(begin)

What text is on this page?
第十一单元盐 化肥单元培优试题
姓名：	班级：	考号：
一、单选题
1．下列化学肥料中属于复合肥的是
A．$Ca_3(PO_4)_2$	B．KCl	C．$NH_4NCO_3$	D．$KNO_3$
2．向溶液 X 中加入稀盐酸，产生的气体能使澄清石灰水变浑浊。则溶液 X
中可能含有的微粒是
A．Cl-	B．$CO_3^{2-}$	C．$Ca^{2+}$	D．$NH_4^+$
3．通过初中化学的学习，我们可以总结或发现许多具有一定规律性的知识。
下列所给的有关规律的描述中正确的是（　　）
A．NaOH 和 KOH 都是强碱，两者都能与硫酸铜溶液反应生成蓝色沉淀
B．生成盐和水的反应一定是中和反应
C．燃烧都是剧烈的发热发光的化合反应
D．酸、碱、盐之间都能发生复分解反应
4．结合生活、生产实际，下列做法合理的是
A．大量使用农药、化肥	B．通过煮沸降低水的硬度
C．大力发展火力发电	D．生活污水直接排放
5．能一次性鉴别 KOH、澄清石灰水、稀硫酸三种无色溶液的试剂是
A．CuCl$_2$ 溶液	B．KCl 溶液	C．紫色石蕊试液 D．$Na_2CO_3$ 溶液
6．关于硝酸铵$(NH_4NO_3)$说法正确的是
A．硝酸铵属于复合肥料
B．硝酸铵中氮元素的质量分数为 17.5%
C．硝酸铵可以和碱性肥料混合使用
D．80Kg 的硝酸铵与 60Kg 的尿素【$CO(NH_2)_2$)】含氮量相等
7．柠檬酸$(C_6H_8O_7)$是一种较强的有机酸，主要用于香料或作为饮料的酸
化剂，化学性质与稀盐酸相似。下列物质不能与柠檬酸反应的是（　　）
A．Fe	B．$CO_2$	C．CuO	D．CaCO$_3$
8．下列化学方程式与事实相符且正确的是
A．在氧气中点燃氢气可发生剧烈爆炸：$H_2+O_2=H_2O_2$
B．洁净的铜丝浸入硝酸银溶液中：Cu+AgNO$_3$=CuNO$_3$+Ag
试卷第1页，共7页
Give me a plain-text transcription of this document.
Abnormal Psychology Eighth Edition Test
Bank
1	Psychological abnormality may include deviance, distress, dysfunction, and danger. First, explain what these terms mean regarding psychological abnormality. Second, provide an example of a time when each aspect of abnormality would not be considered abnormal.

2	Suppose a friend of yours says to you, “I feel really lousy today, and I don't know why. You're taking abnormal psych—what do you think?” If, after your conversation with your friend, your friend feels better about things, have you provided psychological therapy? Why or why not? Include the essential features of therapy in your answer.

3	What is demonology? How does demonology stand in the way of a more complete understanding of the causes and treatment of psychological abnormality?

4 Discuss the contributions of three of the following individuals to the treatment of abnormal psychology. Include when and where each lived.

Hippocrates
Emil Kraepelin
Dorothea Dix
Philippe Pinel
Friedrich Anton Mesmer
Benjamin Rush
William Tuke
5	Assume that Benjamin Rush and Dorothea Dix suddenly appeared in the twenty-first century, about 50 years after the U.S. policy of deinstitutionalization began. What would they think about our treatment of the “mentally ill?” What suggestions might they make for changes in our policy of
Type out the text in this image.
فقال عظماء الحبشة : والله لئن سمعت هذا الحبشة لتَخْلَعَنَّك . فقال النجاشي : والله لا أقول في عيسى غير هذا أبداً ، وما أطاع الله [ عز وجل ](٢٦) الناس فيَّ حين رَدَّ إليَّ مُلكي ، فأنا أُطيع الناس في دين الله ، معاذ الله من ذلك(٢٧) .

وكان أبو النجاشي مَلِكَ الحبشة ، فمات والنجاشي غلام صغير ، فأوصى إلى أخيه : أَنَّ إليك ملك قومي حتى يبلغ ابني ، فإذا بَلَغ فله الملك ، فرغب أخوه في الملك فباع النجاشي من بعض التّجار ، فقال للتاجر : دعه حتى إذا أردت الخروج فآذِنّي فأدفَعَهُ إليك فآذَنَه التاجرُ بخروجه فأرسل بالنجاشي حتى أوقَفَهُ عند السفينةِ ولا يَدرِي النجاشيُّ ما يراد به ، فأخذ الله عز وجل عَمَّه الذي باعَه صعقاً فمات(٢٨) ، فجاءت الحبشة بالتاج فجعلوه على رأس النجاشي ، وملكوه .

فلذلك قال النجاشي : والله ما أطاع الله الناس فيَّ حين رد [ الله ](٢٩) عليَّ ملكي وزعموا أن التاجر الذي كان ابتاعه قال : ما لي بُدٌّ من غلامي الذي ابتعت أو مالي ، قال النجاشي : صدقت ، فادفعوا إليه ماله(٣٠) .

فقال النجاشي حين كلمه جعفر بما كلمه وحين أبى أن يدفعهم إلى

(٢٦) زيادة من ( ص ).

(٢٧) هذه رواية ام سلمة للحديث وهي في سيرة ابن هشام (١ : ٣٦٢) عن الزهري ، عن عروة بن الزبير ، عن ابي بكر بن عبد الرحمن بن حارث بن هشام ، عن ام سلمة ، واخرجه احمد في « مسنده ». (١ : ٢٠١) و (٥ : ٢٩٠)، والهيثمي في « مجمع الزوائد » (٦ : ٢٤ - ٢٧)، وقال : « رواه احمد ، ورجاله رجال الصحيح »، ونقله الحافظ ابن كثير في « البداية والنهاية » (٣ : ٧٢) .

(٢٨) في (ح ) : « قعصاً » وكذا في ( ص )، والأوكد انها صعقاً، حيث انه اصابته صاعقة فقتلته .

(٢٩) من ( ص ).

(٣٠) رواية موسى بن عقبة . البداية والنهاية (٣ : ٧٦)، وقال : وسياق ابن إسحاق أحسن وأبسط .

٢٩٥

(end)

Set task: From the records, copy every line that has the string "رواية" in it.

Full answer:
(٢٧) هذه رواية ام سلمة للحديث وهي في سيرة ابن هشام (١ : ٣٦٢) عن الزهري ، عن عروة بن الزبير ، عن ابي بكر بن عبد الرحمن بن حارث بن هشام ، عن ام سلمة ، واخرجه احمد في « مسنده ». (١ : ٢٠١) و (٥ : ٢٩٠)، والهيثمي في « مجمع الزوائد » (٦ : ٢٤ - ٢٧)، وقال : « رواه احمد ، ورجاله رجال الصحيح »، ونقله الحافظ ابن كثير في « البداية والنهاية » (٣ : ٧٢) .
(٣٠) رواية موسى بن عقبة . البداية والنهاية (٣ : ٧٦)، وقال : وسياق ابن إسحاق أحسن وأبسط .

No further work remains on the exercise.